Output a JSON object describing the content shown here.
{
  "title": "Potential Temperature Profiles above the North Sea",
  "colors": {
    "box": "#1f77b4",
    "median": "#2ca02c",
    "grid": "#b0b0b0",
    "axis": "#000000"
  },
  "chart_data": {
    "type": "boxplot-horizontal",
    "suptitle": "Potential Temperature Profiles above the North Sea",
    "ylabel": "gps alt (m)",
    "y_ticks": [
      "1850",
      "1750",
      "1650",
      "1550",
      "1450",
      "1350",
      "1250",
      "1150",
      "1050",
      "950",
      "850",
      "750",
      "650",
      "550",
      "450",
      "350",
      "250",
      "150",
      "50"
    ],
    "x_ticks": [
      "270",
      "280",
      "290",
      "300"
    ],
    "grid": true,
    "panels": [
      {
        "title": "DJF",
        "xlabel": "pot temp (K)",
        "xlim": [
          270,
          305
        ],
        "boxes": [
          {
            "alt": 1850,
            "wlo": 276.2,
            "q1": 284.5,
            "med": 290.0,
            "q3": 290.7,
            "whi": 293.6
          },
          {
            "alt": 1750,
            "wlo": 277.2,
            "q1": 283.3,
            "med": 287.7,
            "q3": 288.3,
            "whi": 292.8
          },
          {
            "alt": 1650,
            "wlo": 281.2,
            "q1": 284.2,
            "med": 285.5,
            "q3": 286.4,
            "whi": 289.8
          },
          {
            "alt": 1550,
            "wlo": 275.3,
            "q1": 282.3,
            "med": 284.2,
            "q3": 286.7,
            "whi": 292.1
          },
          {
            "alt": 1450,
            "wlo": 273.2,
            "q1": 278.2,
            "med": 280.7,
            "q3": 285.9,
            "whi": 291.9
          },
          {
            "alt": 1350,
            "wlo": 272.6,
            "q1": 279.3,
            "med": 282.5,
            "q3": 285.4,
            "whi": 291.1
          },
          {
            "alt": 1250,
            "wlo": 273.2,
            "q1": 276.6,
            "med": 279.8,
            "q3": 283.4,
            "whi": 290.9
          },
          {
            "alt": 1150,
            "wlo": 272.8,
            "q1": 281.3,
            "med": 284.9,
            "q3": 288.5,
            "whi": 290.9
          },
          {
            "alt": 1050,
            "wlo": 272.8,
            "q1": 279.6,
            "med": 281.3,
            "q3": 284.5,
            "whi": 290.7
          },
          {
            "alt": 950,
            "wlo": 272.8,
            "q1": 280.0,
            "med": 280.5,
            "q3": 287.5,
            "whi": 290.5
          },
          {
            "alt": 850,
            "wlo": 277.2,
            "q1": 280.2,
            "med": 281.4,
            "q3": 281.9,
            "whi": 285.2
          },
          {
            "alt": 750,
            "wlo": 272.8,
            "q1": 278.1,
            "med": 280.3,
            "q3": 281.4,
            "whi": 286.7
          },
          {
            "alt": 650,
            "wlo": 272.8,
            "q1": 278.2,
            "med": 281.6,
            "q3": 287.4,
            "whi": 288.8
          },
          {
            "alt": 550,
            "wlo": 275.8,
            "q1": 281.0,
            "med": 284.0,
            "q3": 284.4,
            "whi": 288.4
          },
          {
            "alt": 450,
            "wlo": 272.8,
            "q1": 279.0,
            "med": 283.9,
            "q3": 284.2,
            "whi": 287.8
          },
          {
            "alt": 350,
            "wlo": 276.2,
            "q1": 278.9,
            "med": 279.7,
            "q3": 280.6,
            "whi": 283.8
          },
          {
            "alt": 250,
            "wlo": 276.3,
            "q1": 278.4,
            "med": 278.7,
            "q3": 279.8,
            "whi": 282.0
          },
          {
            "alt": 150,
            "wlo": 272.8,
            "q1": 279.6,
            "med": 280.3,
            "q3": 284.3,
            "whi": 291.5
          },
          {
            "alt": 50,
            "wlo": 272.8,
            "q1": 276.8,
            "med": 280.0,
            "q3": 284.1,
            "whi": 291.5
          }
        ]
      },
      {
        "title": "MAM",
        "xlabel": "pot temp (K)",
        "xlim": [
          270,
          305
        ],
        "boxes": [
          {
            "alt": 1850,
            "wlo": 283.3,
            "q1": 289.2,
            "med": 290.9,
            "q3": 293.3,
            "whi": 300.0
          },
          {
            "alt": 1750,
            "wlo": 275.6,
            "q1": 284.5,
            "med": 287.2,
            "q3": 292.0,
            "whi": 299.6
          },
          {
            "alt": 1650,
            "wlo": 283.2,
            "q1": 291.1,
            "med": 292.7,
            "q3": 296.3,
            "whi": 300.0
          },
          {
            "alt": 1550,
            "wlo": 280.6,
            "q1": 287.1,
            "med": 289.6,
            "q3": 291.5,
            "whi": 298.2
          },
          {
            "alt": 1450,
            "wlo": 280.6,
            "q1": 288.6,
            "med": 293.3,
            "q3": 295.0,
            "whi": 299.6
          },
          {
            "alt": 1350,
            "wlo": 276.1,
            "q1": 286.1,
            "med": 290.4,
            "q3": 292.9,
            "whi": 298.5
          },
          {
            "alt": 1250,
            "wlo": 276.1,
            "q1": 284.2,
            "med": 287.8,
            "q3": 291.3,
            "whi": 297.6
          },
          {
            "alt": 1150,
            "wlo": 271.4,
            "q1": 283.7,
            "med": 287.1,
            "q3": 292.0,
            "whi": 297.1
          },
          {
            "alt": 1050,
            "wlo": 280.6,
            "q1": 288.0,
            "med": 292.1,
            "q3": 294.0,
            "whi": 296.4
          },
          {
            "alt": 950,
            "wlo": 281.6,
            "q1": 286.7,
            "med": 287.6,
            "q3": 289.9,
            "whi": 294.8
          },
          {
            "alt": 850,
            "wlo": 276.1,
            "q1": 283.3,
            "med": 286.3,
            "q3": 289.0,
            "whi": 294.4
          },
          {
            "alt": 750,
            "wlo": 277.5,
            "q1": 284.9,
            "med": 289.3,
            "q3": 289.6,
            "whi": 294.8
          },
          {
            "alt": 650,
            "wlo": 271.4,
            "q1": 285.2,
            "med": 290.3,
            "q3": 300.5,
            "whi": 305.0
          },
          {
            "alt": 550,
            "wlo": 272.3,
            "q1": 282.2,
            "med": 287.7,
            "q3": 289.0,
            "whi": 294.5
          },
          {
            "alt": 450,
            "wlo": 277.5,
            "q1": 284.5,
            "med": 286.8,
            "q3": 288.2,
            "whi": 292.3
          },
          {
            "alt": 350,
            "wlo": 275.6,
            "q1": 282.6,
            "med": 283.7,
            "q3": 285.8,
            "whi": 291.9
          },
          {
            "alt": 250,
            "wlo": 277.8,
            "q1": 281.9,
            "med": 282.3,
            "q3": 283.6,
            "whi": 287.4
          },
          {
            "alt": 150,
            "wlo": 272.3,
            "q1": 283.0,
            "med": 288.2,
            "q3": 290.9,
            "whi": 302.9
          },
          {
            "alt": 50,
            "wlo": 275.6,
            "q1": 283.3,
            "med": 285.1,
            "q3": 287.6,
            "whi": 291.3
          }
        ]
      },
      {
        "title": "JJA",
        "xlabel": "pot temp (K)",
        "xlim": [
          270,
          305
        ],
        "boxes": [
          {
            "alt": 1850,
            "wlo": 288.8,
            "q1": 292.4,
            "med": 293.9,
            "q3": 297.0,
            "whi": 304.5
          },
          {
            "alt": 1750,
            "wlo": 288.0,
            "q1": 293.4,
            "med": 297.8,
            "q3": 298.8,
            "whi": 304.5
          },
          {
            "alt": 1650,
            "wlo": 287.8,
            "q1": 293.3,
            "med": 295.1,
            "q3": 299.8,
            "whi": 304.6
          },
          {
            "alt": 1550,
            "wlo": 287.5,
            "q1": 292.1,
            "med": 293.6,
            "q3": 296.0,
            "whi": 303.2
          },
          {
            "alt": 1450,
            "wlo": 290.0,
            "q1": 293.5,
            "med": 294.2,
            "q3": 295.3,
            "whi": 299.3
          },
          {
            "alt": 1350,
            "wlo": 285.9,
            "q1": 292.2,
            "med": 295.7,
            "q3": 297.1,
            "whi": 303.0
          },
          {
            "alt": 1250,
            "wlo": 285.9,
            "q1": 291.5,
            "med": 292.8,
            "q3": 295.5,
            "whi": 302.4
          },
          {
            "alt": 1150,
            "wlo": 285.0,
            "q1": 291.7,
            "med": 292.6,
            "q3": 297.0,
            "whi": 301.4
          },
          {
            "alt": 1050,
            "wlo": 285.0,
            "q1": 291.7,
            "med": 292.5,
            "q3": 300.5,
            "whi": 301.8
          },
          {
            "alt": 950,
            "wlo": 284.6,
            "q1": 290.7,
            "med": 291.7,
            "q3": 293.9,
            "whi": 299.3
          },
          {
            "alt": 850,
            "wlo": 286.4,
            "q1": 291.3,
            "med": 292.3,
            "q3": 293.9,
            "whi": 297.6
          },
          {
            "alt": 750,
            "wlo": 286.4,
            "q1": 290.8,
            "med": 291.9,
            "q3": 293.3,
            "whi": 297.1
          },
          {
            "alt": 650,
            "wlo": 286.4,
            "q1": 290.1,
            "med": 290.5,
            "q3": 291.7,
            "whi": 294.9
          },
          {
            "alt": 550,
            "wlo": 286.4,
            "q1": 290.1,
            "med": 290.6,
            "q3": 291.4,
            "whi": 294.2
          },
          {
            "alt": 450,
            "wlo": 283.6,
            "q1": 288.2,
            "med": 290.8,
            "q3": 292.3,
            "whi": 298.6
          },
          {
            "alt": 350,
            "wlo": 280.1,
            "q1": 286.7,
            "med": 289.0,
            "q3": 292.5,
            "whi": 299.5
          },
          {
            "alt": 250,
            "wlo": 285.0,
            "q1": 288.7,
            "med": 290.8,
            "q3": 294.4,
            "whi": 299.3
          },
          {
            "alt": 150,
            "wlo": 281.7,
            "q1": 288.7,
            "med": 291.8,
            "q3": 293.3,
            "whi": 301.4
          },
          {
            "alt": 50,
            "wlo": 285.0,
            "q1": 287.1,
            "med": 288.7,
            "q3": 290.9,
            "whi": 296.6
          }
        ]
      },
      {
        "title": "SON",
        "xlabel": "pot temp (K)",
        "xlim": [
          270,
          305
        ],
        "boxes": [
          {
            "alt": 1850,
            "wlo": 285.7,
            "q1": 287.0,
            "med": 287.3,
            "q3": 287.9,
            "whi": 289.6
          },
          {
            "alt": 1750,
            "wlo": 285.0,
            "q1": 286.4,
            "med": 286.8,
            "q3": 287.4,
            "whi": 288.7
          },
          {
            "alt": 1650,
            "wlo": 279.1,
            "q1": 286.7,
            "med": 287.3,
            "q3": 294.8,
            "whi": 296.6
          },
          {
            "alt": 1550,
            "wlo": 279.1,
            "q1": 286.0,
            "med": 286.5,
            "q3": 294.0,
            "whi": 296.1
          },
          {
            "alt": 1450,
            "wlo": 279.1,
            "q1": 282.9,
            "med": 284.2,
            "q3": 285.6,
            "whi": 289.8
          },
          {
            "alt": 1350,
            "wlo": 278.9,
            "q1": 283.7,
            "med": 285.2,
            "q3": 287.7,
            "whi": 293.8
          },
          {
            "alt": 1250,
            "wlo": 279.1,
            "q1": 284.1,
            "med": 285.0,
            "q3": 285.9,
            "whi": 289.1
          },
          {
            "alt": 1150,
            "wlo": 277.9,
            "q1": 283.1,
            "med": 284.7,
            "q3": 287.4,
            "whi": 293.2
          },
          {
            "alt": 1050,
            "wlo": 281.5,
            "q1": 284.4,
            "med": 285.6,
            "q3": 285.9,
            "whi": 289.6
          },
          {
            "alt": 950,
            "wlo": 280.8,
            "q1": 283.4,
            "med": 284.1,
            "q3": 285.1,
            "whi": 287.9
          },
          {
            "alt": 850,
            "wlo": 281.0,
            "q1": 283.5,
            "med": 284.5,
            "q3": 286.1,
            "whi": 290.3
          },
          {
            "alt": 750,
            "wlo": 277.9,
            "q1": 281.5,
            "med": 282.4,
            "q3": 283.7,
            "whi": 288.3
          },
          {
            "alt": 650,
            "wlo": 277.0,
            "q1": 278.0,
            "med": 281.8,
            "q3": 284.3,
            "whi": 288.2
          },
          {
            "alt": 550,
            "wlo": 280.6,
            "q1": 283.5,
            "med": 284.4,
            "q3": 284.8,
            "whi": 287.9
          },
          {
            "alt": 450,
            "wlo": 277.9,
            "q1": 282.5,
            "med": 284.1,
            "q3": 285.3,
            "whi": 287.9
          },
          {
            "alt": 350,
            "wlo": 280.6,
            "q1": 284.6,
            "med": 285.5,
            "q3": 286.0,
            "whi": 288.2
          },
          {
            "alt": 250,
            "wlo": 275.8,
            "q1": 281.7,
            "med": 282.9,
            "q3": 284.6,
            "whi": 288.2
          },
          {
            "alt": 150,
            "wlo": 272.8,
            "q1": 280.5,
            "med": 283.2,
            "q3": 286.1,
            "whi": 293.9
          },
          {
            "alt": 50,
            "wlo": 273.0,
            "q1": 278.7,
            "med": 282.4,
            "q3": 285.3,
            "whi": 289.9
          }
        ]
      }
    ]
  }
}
..............................
### Given task:
Look through the records and gather every line containing "North".

### Expected answer:
  "title": "Potential Temperature Profiles above the North Sea",
    "suptitle": "Potential Temperature Profiles above the North Sea",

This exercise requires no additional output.